• **Document excerpt**
2011-12-12 02:41:55 AM
themindiswatching: "If our goal as a society is to rehabilitate people who have been in jail, then burdening them with another thing to pay when they are released is not the way to do it," Professor Dolovich said. "It could also create an incentive to deny bail just so that the county could be bringing in more money."

Yikes.


Any more evidence needed that law enforcement is a for-profit venture?
 
2011-12-12 04:05:58 AM
It didn't really clarify in the article, at least that I could see, but are they only planning to charge those convicted of a crime & sentenced to time in jail rather than prison? Or are they going to be charging people awaiting trial too?
 
2011-12-12 04:37:15 AM
The Prison Industrial Complex...Must. Be. Fed.
 
2011-12-12 04:46:00 AM
For profit prison system, reason #3317 to never vote republican. Who let this stupid idea through?
 
2011-12-12 06:13:58 AM
Anyone who doesn't know our prison system is a total profit deal has never been charged with a DUI.
 
2011-12-12 06:16:43 AM
And besides, I haven't been in jail for over a decade now but even back in 2001 I was charged for my overnight stay in Tampa's finest. It was only like $20 bucks a night I think but it still was a bit annoying, especially since they just took the money right out of my wallet anyway.
 
2011-12-12 06:37:04 AM
Lambskincoat: For profit prison system, reason #3317 to never vote republican. Who let this stupid idea through?

Politicians and lobbyists that are paid by the for profit prison industry?
This isn't much better than kidnapping in some cases. They have no incentive for a fair and speedy trial.

Btw subby, I can't read NYT articles without logging in and enabling cookies. BS.
 
2011-12-12 08:13:12 AM
Confabulat: Anyone who doesn't know our prison system is a total profit deal has never been charged with a DUI.

I've known 2 people that got them after just a few drinks and the fees and 'diversion' programs were ridiculous. Also, if you can't pay the fines or the fees for your classes they can toss you back in jail.
My brother and his roommate got into some altercation a few years back, they'd been drinking and were both arrested. Anger management, alcohol assessment, ua's, etc for both of them.
 
2011-12-12 09:14:52 AM
This is just another way to fine people that are already serving a sentence imposed by a judge.

It's too bad we don't have some kind of supreme court that would actually enforce the provisions of the Constitution that are supposed to protect us from this crapola.
 
2011-12-12 09:37:58 AM
California also have upscale jails where inmates (usually people who can afford it like, say, Paris Hilton) can leave during the day to go about their business, but return at night to be locked in. These prisons are also paid by the prisoners, usually to the tune of a few hundred bucks a night and usually allow additional amenities like cell-phone use or personal computers.

• **Data section**
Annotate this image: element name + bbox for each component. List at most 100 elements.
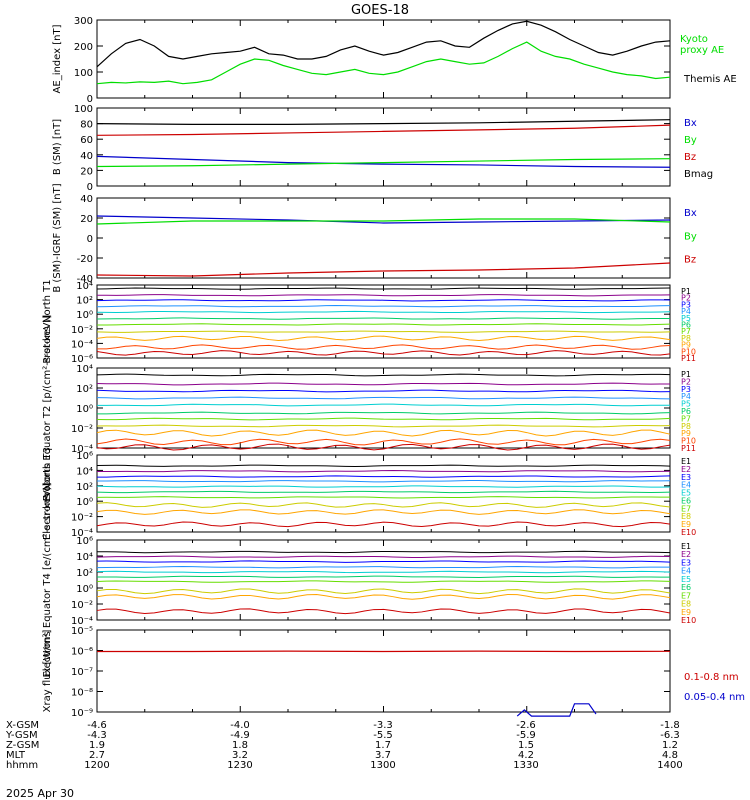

• **Task requirements**
[1] Answer each question from the comment thread on jail fees, one per line:
(a) Which professor is quoted in the first comment?
(b) In what year was one commenter charged for an overnight stay in Tampa's jail?
(c) According to the last comment, what additional amenities do upscale jails usually allow?
[2] Reproduce everything in the comment thread on jail fees from "2011-12-12 06:37:04 AM" down to "back in jail.".
[3] Write what comes next in the comment thread on jail fees, picking up right after its final comment.

• **Set of answers**
[1]
(a) Professor Dolovich
(b) 2001
(c) Cell-phone use or personal computers

[2]
2011-12-12 06:37:04 AM
Lambskincoat: For profit prison system, reason #3317 to never vote republican. Who let this stupid idea through?

Politicians and lobbyists that are paid by the for profit prison industry?
This isn't much better than kidnapping in some cases. They have no incentive for a fair and speedy trial.

Btw subby, I can't read NYT articles without logging in and enabling cookies. BS.
 
2011-12-12 08:13:12 AM
Confabulat: Anyone who doesn't know our prison system is a total profit deal has never been charged with a DUI.

I've known 2 people that got them after just a few drinks and the fees and 'diversion' programs were ridiculous. Also, if you can't pay the fines or the fees for your classes they can toss you back in jail.

[3]
 
2011-12-12 11:21:55 AM
RexTalionis: California also have upscale jails where inmates (usually people who can afford it like, say, Paris Hilton) can leave during the day to go about their business, but return at night to be locked in. These prisons are also paid by the prisoners, usually to the tune of a few hundred bucks a night and usually allow additional amenities like cell-phone use or personal computers.

Source?
 
2011-12-12 11:26:50 AM
themindiswatching: RexTalionis: California also have upscale jails where inmates (usually people who can afford it like, say, Paris Hilton) can leave during the day to go about their business, but return at night to be locked in. These prisons are also paid by the prisoners, usually to the tune of a few hundred bucks a night and usually allow additional amenities like cell-phone use or personal computers.

Source?


I'm insulted that you'd think I'd lie to you. But in any case, here's a source from the New York Times.

Relevant bits:
For roughly $75 to $127 a day, these convicts - who are known in the self-pay parlance as "clients" - get a small cell behind a regular door, distance of some amplitude from violent offenders and, in some cases, the right to bring an iPod or computer on which to compose a novel, or perhaps a song.

Many of the overnighters are granted work furlough, enabling them to do most of their time on the job, returning to the jail simply to go to bed (often following a strip search, which granted is not so five-star).
 
2011-12-12 12:34:36 PM
RexTalionis: I'm insulted that you'd think I'd lie to you.

I didn't think that, just wanted more clarification. :)
 
2011-12-12 01:27:13 PM
Frederick: themindiswatching: "If our goal as a society is to rehabilitate people who have been in jail, then burdening them with another thing to pay when they are released is not the way to do it," Professor Dolovich said. "It could also create an incentive to deny bail just so that the county could be bringing in more money."

Yikes.

Any more evidence needed that law enforcement is a for-profit venture?


No, I already knew...

:-/
 
2011-12-12 01:36:57 PM
This is unconstitutional as it violates due process (incentivizing conviction) and arguably violates cruel and unusual punishment as you are demanding payment from someone you know cannot work. If you want to punish them via a fine, do it, don't make the prison system a profitable venture that sucks the last bit of potential for a law-abiding life out of those in jail.
 
2011-12-12 01:37:20 PM
Prison industrial complex = Slavery, American style in the 21st century
 
2011-12-12 01:39:26 PM
It's a shame that they didn't comply with the Judge's order by releasing non-violent offenders or something like that.

We really need to be more progressive about our incarceration. I'd love to see the public cost of incarceration broken out per taxpayer.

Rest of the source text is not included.